• Set exercise
The entries below are to be repeated exactly as they stand.

Collected data

■ ■ ■ ■ ■ ■ ■

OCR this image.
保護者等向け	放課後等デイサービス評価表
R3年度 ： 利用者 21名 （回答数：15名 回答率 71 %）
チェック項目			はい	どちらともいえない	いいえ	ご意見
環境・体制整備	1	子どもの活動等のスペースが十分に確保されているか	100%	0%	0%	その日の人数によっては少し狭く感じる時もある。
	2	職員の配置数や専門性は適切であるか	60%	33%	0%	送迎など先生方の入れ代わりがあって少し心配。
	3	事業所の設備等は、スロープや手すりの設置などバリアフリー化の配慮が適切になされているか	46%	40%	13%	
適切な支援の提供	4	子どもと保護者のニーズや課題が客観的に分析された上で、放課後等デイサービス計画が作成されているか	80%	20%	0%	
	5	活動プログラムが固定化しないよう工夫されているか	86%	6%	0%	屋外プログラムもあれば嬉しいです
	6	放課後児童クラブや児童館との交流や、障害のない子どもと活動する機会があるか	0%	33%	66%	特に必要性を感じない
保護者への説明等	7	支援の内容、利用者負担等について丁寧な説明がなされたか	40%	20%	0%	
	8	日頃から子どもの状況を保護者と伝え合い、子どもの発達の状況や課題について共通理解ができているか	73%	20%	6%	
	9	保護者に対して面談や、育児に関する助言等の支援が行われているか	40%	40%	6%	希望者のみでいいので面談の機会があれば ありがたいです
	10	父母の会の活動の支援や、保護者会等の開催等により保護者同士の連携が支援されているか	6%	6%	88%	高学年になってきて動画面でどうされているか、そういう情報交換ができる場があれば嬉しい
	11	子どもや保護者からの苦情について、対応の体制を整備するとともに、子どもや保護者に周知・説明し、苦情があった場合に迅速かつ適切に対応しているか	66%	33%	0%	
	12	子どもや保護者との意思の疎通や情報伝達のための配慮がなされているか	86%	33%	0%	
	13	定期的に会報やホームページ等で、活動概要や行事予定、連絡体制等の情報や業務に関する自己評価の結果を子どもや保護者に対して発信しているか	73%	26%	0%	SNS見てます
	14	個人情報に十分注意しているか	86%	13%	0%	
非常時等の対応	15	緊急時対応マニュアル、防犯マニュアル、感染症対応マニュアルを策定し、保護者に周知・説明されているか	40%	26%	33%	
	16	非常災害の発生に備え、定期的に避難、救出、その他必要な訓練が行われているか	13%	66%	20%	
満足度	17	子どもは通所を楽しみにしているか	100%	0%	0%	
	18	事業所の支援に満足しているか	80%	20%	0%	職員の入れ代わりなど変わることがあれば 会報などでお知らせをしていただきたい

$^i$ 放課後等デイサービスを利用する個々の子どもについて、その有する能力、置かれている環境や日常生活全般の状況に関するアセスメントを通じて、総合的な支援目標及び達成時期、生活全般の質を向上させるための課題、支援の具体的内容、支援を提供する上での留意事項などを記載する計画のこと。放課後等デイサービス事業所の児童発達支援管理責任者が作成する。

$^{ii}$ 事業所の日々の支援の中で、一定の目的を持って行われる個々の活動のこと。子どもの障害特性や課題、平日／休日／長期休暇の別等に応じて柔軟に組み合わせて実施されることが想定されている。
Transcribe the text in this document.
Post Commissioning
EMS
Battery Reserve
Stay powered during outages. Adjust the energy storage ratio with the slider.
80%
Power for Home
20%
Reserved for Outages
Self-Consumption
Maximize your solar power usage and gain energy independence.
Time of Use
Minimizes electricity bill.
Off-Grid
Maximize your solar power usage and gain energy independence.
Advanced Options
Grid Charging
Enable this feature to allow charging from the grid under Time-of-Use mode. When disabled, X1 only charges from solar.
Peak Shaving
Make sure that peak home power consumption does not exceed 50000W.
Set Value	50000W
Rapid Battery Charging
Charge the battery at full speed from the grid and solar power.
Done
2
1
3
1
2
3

■ ■ ■ ■ ■ ■ ■

• Result below
OCR this image.
保護者等向け	放課後等デイサービス評価表
R3年度 ： 利用者 21名 （回答数：15名 回答率 71 %）
チェック項目			はい	どちらともいえない	いいえ	ご意見
環境・体制整備	1	子どもの活動等のスペースが十分に確保されているか	100%	0%	0%	その日の人数によっては少し狭く感じる時もある。
	2	職員の配置数や専門性は適切であるか	60%	33%	0%	送迎など先生方の入れ代わりがあって少し心配。
	3	事業所の設備等は、スロープや手すりの設置などバリアフリー化の配慮が適切になされているか	46%	40%	13%	
適切な支援の提供	4	子どもと保護者のニーズや課題が客観的に分析された上で、放課後等デイサービス計画が作成されているか	80%	20%	0%	
	5	活動プログラムが固定化しないよう工夫されているか	86%	6%	0%	屋外プログラムもあれば嬉しいです
	6	放課後児童クラブや児童館との交流や、障害のない子どもと活動する機会があるか	0%	33%	66%	特に必要性を感じない
保護者への説明等	7	支援の内容、利用者負担等について丁寧な説明がなされたか	40%	20%	0%	
	8	日頃から子どもの状況を保護者と伝え合い、子どもの発達の状況や課題について共通理解ができているか	73%	20%	6%	
	9	保護者に対して面談や、育児に関する助言等の支援が行われているか	40%	40%	6%	希望者のみでいいので面談の機会があれば ありがたいです
	10	父母の会の活動の支援や、保護者会等の開催等により保護者同士の連携が支援されているか	6%	6%	88%	高学年になってきて動画面でどうされているか、そういう情報交換ができる場があれば嬉しい
	11	子どもや保護者からの苦情について、対応の体制を整備するとともに、子どもや保護者に周知・説明し、苦情があった場合に迅速かつ適切に対応しているか	66%	33%	0%	
	12	子どもや保護者との意思の疎通や情報伝達のための配慮がなされているか	86%	33%	0%	
	13	定期的に会報やホームページ等で、活動概要や行事予定、連絡体制等の情報や業務に関する自己評価の結果を子どもや保護者に対して発信しているか	73%	26%	0%	SNS見てます
	14	個人情報に十分注意しているか	86%	13%	0%	
非常時等の対応	15	緊急時対応マニュアル、防犯マニュアル、感染症対応マニュアルを策定し、保護者に周知・説明されているか	40%	26%	33%	
	16	非常災害の発生に備え、定期的に避難、救出、その他必要な訓練が行われているか	13%	66%	20%	
満足度	17	子どもは通所を楽しみにしているか	100%	0%	0%	
	18	事業所の支援に満足しているか	80%	20%	0%	職員の入れ代わりなど変わることがあれば 会報などでお知らせをしていただきたい

$^i$ 放課後等デイサービスを利用する個々の子どもについて、その有する能力、置かれている環境や日常生活全般の状況に関するアセスメントを通じて、総合的な支援目標及び達成時期、生活全般の質を向上させるための課題、支援の具体的内容、支援を提供する上での留意事項などを記載する計画のこと。放課後等デイサービス事業所の児童発達支援管理責任者が作成する。

$^{ii}$ 事業所の日々の支援の中で、一定の目的を持って行われる個々の活動のこと。子どもの障害特性や課題、平日／休日／長期休暇の別等に応じて柔軟に組み合わせて実施されることが想定されている。
Transcribe the text in this document.
Post Commissioning
EMS
Battery Reserve
Stay powered during outages. Adjust the energy storage ratio with the slider.
80%
Power for Home
20%
Reserved for Outages
Self-Consumption
Maximize your solar power usage and gain energy independence.
Time of Use
Minimizes electricity bill.
Off-Grid
Maximize your solar power usage and gain energy independence.
Advanced Options
Grid Charging
Enable this feature to allow charging from the grid under Time-of-Use mode. When disabled, X1 only charges from solar.
Peak Shaving
Make sure that peak home power consumption does not exceed 50000W.
Set Value	50000W
Rapid Battery Charging
Charge the battery at full speed from the grid and solar power.
Done
2
1
3
1
2
3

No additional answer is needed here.